* **What is required**
Copy out the records precisely, omitting pictures.

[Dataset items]
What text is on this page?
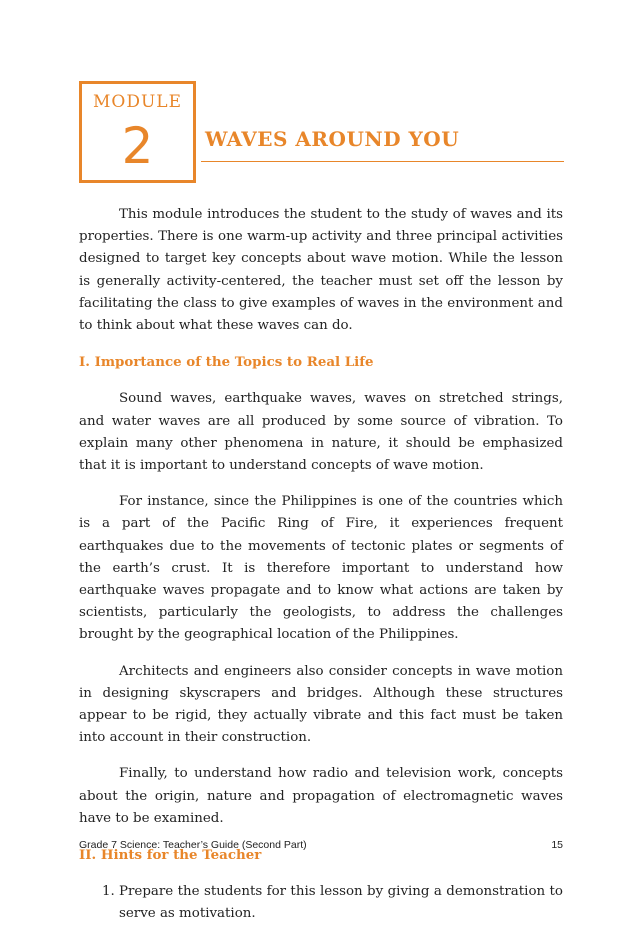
MODULE
2	WAVES AROUND YOU

This module introduces the student to the study of waves and its properties. There is one warm-up activity and three principal activities designed to target key concepts about wave motion. While the lesson is generally activity-centered, the teacher must set off the lesson by facilitating the class to give examples of waves in the environment and to think about what these waves can do.

I. Importance of the Topics to Real Life

Sound waves, earthquake waves, waves on stretched strings, and water waves are all produced by some source of vibration. To explain many other phenomena in nature, it should be emphasized that it is important to understand concepts of wave motion.

For instance, since the Philippines is one of the countries which is a part of the Pacific Ring of Fire, it experiences frequent earthquakes due to the movements of tectonic plates or segments of the earth’s crust. It is therefore important to understand how earthquake waves propagate and to know what actions are taken by scientists, particularly the geologists, to address the challenges brought by the geographical location of the Philippines.

Architects and engineers also consider concepts in wave motion in designing skyscrapers and bridges. Although these structures appear to be rigid, they actually vibrate and this fact must be taken into account in their construction.

Finally, to understand how radio and television work, concepts about the origin, nature and propagation of electromagnetic waves have to be examined.

II. Hints for the Teacher
1. Prepare the students for this lesson by giving a demonstration to serve as motivation.
Grade 7 Science: Teacher’s Guide (Second Part)	15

* **The answer**
What text is on this page?
MODULE
2	WAVES AROUND YOU

This module introduces the student to the study of waves and its properties. There is one warm-up activity and three principal activities designed to target key concepts about wave motion. While the lesson is generally activity-centered, the teacher must set off the lesson by facilitating the class to give examples of waves in the environment and to think about what these waves can do.

I. Importance of the Topics to Real Life

Sound waves, earthquake waves, waves on stretched strings, and water waves are all produced by some source of vibration. To explain many other phenomena in nature, it should be emphasized that it is important to understand concepts of wave motion.

For instance, since the Philippines is one of the countries which is a part of the Pacific Ring of Fire, it experiences frequent earthquakes due to the movements of tectonic plates or segments of the earth’s crust. It is therefore important to understand how earthquake waves propagate and to know what actions are taken by scientists, particularly the geologists, to address the challenges brought by the geographical location of the Philippines.

Architects and engineers also consider concepts in wave motion in designing skyscrapers and bridges. Although these structures appear to be rigid, they actually vibrate and this fact must be taken into account in their construction.

Finally, to understand how radio and television work, concepts about the origin, nature and propagation of electromagnetic waves have to be examined.

II. Hints for the Teacher
1. Prepare the students for this lesson by giving a demonstration to serve as motivation.
Grade 7 Science: Teacher’s Guide (Second Part)	15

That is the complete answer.